(begin)

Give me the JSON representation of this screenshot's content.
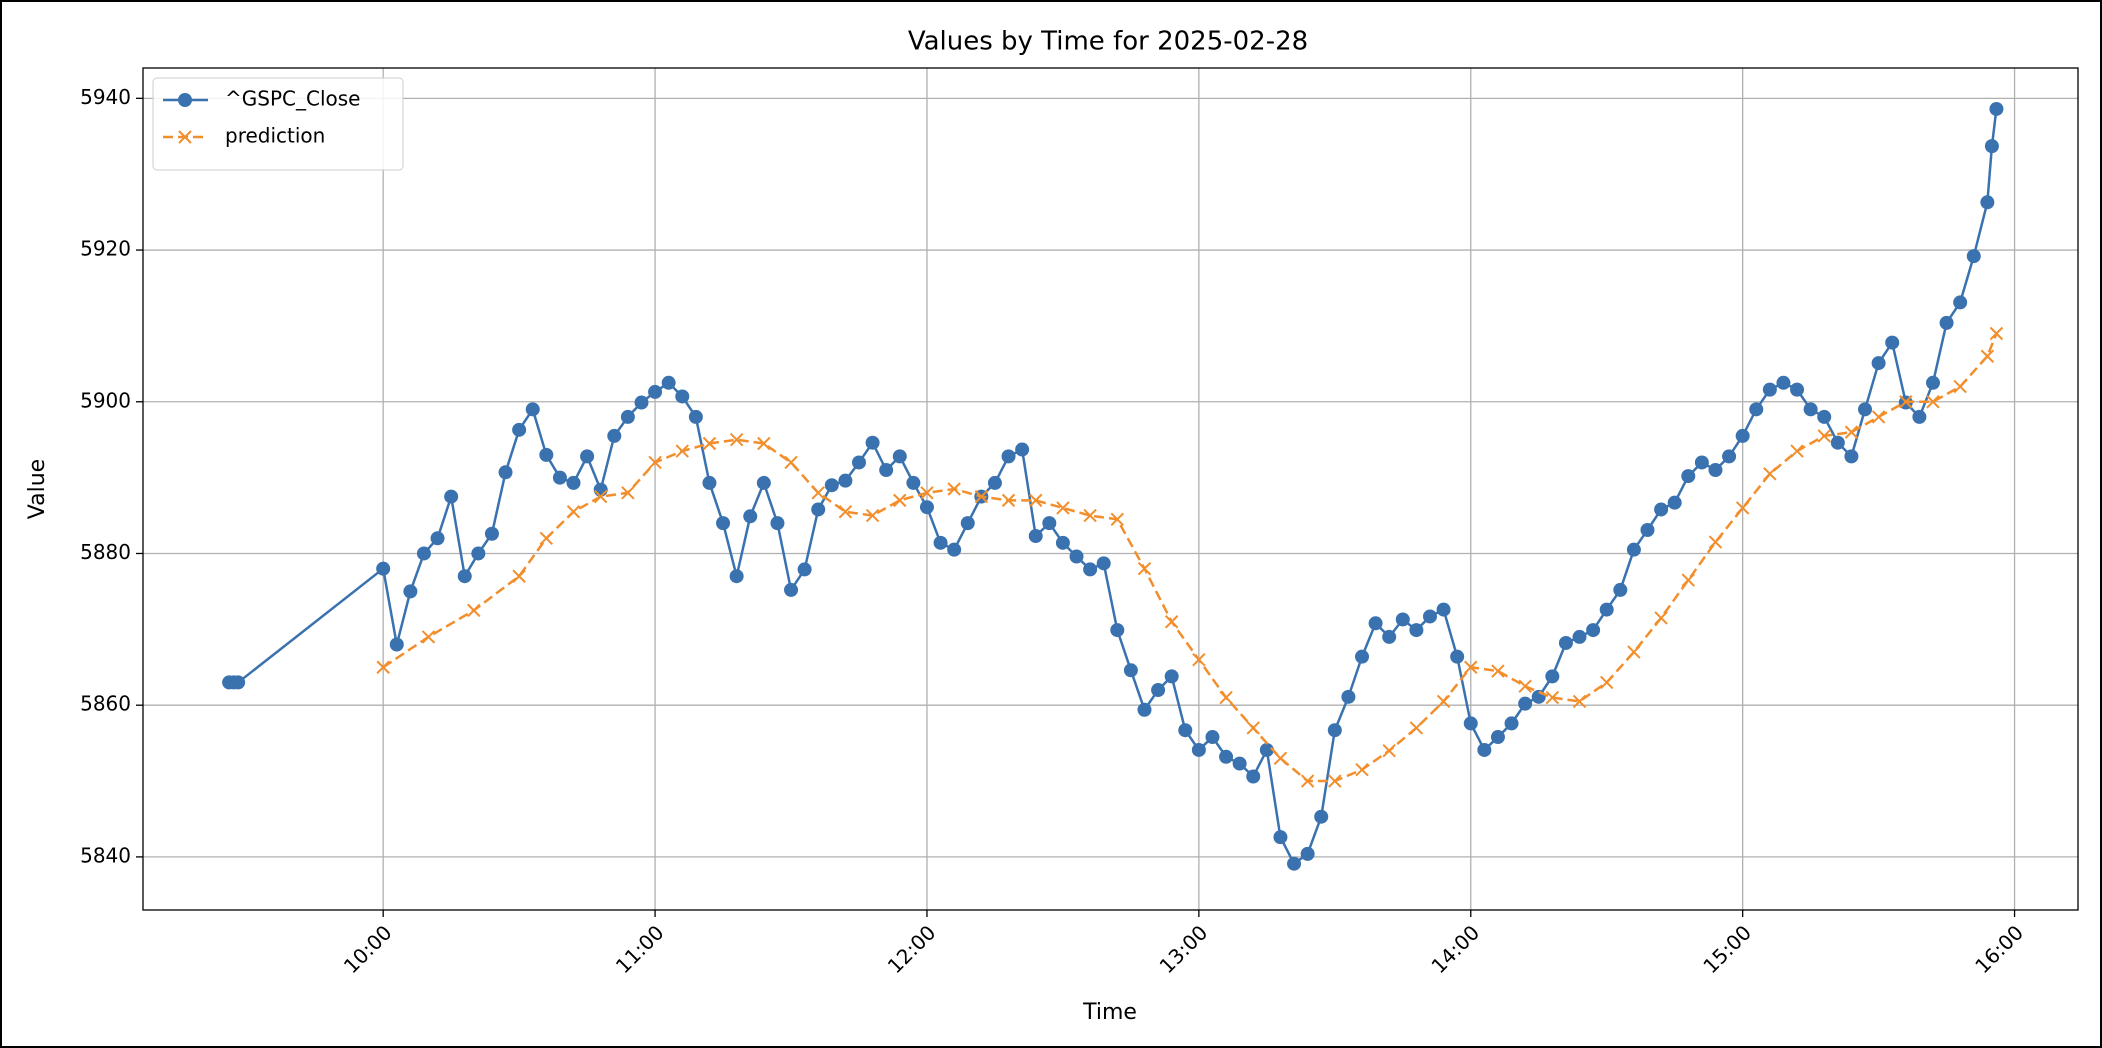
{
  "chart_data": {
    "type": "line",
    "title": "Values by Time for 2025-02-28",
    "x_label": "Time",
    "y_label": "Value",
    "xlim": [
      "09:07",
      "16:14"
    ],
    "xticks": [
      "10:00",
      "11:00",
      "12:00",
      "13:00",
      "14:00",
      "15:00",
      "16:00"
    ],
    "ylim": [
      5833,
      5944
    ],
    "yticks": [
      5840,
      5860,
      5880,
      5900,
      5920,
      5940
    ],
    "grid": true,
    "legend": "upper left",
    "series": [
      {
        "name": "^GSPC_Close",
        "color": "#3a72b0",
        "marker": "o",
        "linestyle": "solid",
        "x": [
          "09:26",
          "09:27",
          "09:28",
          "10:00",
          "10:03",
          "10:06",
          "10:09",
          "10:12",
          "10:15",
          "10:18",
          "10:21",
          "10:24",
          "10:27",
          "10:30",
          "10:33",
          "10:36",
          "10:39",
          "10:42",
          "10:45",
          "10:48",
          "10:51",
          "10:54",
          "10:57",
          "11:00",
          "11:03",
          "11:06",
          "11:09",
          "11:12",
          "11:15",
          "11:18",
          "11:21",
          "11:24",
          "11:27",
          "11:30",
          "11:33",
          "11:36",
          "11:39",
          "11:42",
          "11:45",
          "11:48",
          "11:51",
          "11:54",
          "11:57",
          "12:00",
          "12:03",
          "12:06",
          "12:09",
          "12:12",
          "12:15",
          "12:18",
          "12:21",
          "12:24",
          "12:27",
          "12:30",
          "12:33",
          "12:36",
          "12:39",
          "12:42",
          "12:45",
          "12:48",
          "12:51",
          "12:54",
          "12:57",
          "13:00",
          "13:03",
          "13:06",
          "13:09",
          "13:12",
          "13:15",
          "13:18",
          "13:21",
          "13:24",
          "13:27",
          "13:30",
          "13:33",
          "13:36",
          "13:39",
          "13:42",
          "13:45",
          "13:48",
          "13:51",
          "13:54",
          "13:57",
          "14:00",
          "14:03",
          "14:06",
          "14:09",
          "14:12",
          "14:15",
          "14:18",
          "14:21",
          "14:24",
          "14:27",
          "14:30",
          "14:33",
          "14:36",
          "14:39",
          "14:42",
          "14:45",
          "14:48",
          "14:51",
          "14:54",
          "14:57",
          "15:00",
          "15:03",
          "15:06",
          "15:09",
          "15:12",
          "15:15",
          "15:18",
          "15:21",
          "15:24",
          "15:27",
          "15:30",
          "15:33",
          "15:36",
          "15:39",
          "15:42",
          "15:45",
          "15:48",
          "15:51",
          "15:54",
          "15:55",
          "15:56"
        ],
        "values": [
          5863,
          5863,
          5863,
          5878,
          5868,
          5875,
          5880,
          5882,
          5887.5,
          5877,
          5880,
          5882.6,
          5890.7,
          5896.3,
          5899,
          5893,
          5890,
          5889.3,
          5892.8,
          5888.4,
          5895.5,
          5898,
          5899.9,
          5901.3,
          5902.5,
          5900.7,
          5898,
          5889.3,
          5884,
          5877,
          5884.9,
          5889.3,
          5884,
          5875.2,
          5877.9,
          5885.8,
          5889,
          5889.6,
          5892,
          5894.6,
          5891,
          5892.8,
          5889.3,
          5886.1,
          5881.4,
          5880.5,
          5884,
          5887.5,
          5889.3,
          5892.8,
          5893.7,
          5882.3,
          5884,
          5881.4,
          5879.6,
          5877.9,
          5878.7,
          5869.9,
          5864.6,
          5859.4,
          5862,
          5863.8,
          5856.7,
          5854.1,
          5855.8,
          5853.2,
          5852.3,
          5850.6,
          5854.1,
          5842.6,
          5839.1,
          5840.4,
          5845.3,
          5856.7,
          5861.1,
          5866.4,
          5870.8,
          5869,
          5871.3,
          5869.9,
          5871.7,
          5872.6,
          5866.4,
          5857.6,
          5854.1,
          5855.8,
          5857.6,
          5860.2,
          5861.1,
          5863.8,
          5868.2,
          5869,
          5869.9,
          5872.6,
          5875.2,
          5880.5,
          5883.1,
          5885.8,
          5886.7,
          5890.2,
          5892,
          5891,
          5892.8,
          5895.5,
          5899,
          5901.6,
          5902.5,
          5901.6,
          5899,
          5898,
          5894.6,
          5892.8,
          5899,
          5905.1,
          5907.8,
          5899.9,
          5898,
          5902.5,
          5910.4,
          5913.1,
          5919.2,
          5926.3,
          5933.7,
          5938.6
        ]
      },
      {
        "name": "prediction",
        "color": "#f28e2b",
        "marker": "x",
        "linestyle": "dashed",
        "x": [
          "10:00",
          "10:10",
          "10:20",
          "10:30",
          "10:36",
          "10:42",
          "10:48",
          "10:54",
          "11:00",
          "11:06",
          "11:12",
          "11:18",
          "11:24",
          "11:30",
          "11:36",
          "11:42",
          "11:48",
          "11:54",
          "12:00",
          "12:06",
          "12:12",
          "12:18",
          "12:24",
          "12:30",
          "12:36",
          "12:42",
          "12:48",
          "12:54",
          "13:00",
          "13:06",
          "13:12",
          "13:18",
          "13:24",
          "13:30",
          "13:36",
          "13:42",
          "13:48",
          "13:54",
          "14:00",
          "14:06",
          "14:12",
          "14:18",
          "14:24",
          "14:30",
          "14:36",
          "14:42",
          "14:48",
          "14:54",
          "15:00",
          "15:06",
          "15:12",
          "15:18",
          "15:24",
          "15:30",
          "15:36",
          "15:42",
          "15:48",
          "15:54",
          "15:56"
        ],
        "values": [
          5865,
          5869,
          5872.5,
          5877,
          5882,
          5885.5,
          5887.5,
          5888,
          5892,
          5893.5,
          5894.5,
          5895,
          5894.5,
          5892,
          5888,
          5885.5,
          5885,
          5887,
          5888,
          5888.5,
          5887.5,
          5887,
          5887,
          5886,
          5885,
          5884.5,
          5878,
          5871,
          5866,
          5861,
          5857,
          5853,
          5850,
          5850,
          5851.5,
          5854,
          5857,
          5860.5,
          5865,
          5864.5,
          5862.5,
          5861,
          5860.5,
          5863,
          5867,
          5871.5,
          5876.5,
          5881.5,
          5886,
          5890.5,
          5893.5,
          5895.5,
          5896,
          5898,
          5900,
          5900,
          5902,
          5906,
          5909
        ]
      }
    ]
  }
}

(end)

Give every line back word for word and leave the pictures out.

Give me the JSON representation of this screenshot's content.
{
  "chart_data": {
    "type": "line",
    "title": "Values by Time for 2025-02-28",
    "x_label": "Time",
    "y_label": "Value",
    "xlim": [
      "09:07",
      "16:14"
    ],
    "xticks": [
      "10:00",
      "11:00",
      "12:00",
      "13:00",
      "14:00",
      "15:00",
      "16:00"
    ],
    "ylim": [
      5833,
      5944
    ],
    "yticks": [
      5840,
      5860,
      5880,
      5900,
      5920,
      5940
    ],
    "grid": true,
    "legend": "upper left",
    "series": [
      {
        "name": "^GSPC_Close",
        "color": "#3a72b0",
        "marker": "o",
        "linestyle": "solid",
        "x": [
          "09:26",
          "09:27",
          "09:28",
          "10:00",
          "10:03",
          "10:06",
          "10:09",
          "10:12",
          "10:15",
          "10:18",
          "10:21",
          "10:24",
          "10:27",
          "10:30",
          "10:33",
          "10:36",
          "10:39",
          "10:42",
          "10:45",
          "10:48",
          "10:51",
          "10:54",
          "10:57",
          "11:00",
          "11:03",
          "11:06",
          "11:09",
          "11:12",
          "11:15",
          "11:18",
          "11:21",
          "11:24",
          "11:27",
          "11:30",
          "11:33",
          "11:36",
          "11:39",
          "11:42",
          "11:45",
          "11:48",
          "11:51",
          "11:54",
          "11:57",
          "12:00",
          "12:03",
          "12:06",
          "12:09",
          "12:12",
          "12:15",
          "12:18",
          "12:21",
          "12:24",
          "12:27",
          "12:30",
          "12:33",
          "12:36",
          "12:39",
          "12:42",
          "12:45",
          "12:48",
          "12:51",
          "12:54",
          "12:57",
          "13:00",
          "13:03",
          "13:06",
          "13:09",
          "13:12",
          "13:15",
          "13:18",
          "13:21",
          "13:24",
          "13:27",
          "13:30",
          "13:33",
          "13:36",
          "13:39",
          "13:42",
          "13:45",
          "13:48",
          "13:51",
          "13:54",
          "13:57",
          "14:00",
          "14:03",
          "14:06",
          "14:09",
          "14:12",
          "14:15",
          "14:18",
          "14:21",
          "14:24",
          "14:27",
          "14:30",
          "14:33",
          "14:36",
          "14:39",
          "14:42",
          "14:45",
          "14:48",
          "14:51",
          "14:54",
          "14:57",
          "15:00",
          "15:03",
          "15:06",
          "15:09",
          "15:12",
          "15:15",
          "15:18",
          "15:21",
          "15:24",
          "15:27",
          "15:30",
          "15:33",
          "15:36",
          "15:39",
          "15:42",
          "15:45",
          "15:48",
          "15:51",
          "15:54",
          "15:55",
          "15:56"
        ],
        "values": [
          5863,
          5863,
          5863,
          5878,
          5868,
          5875,
          5880,
          5882,
          5887.5,
          5877,
          5880,
          5882.6,
          5890.7,
          5896.3,
          5899,
          5893,
          5890,
          5889.3,
          5892.8,
          5888.4,
          5895.5,
          5898,
          5899.9,
          5901.3,
          5902.5,
          5900.7,
          5898,
          5889.3,
          5884,
          5877,
          5884.9,
          5889.3,
          5884,
          5875.2,
          5877.9,
          5885.8,
          5889,
          5889.6,
          5892,
          5894.6,
          5891,
          5892.8,
          5889.3,
          5886.1,
          5881.4,
          5880.5,
          5884,
          5887.5,
          5889.3,
          5892.8,
          5893.7,
          5882.3,
          5884,
          5881.4,
          5879.6,
          5877.9,
          5878.7,
          5869.9,
          5864.6,
          5859.4,
          5862,
          5863.8,
          5856.7,
          5854.1,
          5855.8,
          5853.2,
          5852.3,
          5850.6,
          5854.1,
          5842.6,
          5839.1,
          5840.4,
          5845.3,
          5856.7,
          5861.1,
          5866.4,
          5870.8,
          5869,
          5871.3,
          5869.9,
          5871.7,
          5872.6,
          5866.4,
          5857.6,
          5854.1,
          5855.8,
          5857.6,
          5860.2,
          5861.1,
          5863.8,
          5868.2,
          5869,
          5869.9,
          5872.6,
          5875.2,
          5880.5,
          5883.1,
          5885.8,
          5886.7,
          5890.2,
          5892,
          5891,
          5892.8,
          5895.5,
          5899,
          5901.6,
          5902.5,
          5901.6,
          5899,
          5898,
          5894.6,
          5892.8,
          5899,
          5905.1,
          5907.8,
          5899.9,
          5898,
          5902.5,
          5910.4,
          5913.1,
          5919.2,
          5926.3,
          5933.7,
          5938.6
        ]
      },
      {
        "name": "prediction",
        "color": "#f28e2b",
        "marker": "x",
        "linestyle": "dashed",
        "x": [
          "10:00",
          "10:10",
          "10:20",
          "10:30",
          "10:36",
          "10:42",
          "10:48",
          "10:54",
          "11:00",
          "11:06",
          "11:12",
          "11:18",
          "11:24",
          "11:30",
          "11:36",
          "11:42",
          "11:48",
          "11:54",
          "12:00",
          "12:06",
          "12:12",
          "12:18",
          "12:24",
          "12:30",
          "12:36",
          "12:42",
          "12:48",
          "12:54",
          "13:00",
          "13:06",
          "13:12",
          "13:18",
          "13:24",
          "13:30",
          "13:36",
          "13:42",
          "13:48",
          "13:54",
          "14:00",
          "14:06",
          "14:12",
          "14:18",
          "14:24",
          "14:30",
          "14:36",
          "14:42",
          "14:48",
          "14:54",
          "15:00",
          "15:06",
          "15:12",
          "15:18",
          "15:24",
          "15:30",
          "15:36",
          "15:42",
          "15:48",
          "15:54",
          "15:56"
        ],
        "values": [
          5865,
          5869,
          5872.5,
          5877,
          5882,
          5885.5,
          5887.5,
          5888,
          5892,
          5893.5,
          5894.5,
          5895,
          5894.5,
          5892,
          5888,
          5885.5,
          5885,
          5887,
          5888,
          5888.5,
          5887.5,
          5887,
          5887,
          5886,
          5885,
          5884.5,
          5878,
          5871,
          5866,
          5861,
          5857,
          5853,
          5850,
          5850,
          5851.5,
          5854,
          5857,
          5860.5,
          5865,
          5864.5,
          5862.5,
          5861,
          5860.5,
          5863,
          5867,
          5871.5,
          5876.5,
          5881.5,
          5886,
          5890.5,
          5893.5,
          5895.5,
          5896,
          5898,
          5900,
          5900,
          5902,
          5906,
          5909
        ]
      }
    ]
  }
}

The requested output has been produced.